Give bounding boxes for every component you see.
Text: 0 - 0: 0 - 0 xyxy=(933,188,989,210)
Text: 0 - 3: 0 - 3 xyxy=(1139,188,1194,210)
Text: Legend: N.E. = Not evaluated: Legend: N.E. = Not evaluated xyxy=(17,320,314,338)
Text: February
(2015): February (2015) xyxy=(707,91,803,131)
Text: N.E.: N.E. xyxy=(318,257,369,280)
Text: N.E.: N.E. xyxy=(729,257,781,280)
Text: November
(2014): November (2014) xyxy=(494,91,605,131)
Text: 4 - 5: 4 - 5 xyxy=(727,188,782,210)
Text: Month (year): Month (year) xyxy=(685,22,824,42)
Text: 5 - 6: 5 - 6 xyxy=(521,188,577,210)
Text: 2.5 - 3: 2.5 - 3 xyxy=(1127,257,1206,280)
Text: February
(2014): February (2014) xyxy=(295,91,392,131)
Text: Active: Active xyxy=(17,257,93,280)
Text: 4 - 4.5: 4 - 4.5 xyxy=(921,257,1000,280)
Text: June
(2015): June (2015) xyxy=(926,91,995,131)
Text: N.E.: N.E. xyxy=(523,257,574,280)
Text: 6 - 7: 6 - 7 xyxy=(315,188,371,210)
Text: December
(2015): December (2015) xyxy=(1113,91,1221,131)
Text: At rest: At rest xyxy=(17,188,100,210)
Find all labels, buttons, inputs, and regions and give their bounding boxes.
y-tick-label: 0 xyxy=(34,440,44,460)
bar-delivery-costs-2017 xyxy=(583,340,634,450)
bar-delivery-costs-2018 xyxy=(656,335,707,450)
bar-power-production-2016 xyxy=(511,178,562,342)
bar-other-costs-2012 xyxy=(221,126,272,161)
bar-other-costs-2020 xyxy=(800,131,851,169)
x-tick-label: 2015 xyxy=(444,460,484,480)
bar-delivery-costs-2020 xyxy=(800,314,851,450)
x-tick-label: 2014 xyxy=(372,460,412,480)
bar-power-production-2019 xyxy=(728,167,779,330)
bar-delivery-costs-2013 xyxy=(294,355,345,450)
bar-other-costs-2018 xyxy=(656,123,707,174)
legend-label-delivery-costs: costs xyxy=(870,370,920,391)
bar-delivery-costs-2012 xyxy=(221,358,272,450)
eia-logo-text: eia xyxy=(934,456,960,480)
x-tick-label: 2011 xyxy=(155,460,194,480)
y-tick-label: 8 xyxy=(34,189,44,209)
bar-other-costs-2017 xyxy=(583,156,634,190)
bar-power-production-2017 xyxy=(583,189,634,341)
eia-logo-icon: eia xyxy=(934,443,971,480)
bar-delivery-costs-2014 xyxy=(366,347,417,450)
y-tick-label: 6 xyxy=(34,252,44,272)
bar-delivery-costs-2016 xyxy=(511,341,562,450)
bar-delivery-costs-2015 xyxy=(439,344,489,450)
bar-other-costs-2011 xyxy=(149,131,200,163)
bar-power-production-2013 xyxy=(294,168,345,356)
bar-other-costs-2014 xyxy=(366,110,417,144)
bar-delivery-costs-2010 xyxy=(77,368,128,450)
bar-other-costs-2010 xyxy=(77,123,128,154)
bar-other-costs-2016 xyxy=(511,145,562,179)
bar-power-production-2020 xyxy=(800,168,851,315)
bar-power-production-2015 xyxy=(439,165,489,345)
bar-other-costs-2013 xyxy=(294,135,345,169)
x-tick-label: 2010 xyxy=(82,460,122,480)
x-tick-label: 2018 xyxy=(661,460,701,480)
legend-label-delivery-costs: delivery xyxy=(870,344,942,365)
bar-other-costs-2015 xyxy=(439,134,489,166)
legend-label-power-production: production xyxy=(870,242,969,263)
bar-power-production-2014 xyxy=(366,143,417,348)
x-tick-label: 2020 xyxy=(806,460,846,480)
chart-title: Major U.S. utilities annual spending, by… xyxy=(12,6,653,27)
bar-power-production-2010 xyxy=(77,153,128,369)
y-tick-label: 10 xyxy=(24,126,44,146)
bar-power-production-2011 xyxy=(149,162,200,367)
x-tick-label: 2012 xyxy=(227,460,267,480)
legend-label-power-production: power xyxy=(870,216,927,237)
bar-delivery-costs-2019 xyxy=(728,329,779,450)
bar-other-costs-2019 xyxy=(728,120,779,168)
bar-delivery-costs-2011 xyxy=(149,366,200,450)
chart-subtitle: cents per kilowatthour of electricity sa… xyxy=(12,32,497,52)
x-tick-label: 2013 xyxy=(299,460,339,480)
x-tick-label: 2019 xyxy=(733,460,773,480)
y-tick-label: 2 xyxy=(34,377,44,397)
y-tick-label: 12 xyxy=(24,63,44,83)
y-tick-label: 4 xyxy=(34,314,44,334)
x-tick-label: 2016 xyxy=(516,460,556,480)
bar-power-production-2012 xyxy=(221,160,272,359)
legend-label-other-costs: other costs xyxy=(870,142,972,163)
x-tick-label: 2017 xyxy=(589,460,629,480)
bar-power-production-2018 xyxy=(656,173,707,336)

____

◆ **WORK REQUIRED**: Put the stretch of the records from their start through the line containing "eia-logo-icon: eia xyxy=(934,443,971,480)" into a numbered list, leaving out any blank lines.

◆ **SOLUTION**:
1. Give bounding boxes for every component you see.
2. Text: 0 - 0: 0 - 0 xyxy=(933,188,989,210)
3. Text: 0 - 3: 0 - 3 xyxy=(1139,188,1194,210)
4. Text: Legend: N.E. = Not evaluated: Legend: N.E. = Not evaluated xyxy=(17,320,314,338)
5. Text: February
6. (2015): February (2015) xyxy=(707,91,803,131)
7. Text: N.E.: N.E. xyxy=(318,257,369,280)
8. Text: N.E.: N.E. xyxy=(729,257,781,280)
9. Text: November
10. (2014): November (2014) xyxy=(494,91,605,131)
11. Text: 4 - 5: 4 - 5 xyxy=(727,188,782,210)
12. Text: Month (year): Month (year) xyxy=(685,22,824,42)
13. Text: 5 - 6: 5 - 6 xyxy=(521,188,577,210)
14. Text: 2.5 - 3: 2.5 - 3 xyxy=(1127,257,1206,280)
15. Text: February
16. (2014): February (2014) xyxy=(295,91,392,131)
17. Text: Active: Active xyxy=(17,257,93,280)
18. Text: 4 - 4.5: 4 - 4.5 xyxy=(921,257,1000,280)
19. Text: June
20. (2015): June (2015) xyxy=(926,91,995,131)
21. Text: N.E.: N.E. xyxy=(523,257,574,280)
22. Text: 6 - 7: 6 - 7 xyxy=(315,188,371,210)
23. Text: December
24. (2015): December (2015) xyxy=(1113,91,1221,131)
25. Text: At rest: At rest xyxy=(17,188,100,210)
26. Find all labels, buttons, inputs, and regions and give their bounding boxes.
27. y-tick-label: 0 xyxy=(34,440,44,460)
28. bar-delivery-costs-2017 xyxy=(583,340,634,450)
29. bar-delivery-costs-2018 xyxy=(656,335,707,450)
30. bar-power-production-2016 xyxy=(511,178,562,342)
31. bar-other-costs-2012 xyxy=(221,126,272,161)
32. bar-other-costs-2020 xyxy=(800,131,851,169)
33. x-tick-label: 2015 xyxy=(444,460,484,480)
34. bar-delivery-costs-2020 xyxy=(800,314,851,450)
35. x-tick-label: 2014 xyxy=(372,460,412,480)
36. bar-power-production-2019 xyxy=(728,167,779,330)
37. bar-delivery-costs-2013 xyxy=(294,355,345,450)
38. bar-other-costs-2018 xyxy=(656,123,707,174)
39. legend-label-delivery-costs: costs xyxy=(870,370,920,391)
40. bar-delivery-costs-2012 xyxy=(221,358,272,450)
41. eia-logo-text: eia xyxy=(934,456,960,480)
42. x-tick-label: 2011 xyxy=(155,460,194,480)
43. y-tick-label: 8 xyxy=(34,189,44,209)
44. bar-other-costs-2017 xyxy=(583,156,634,190)
45. bar-power-production-2017 xyxy=(583,189,634,341)
46. eia-logo-icon: eia xyxy=(934,443,971,480)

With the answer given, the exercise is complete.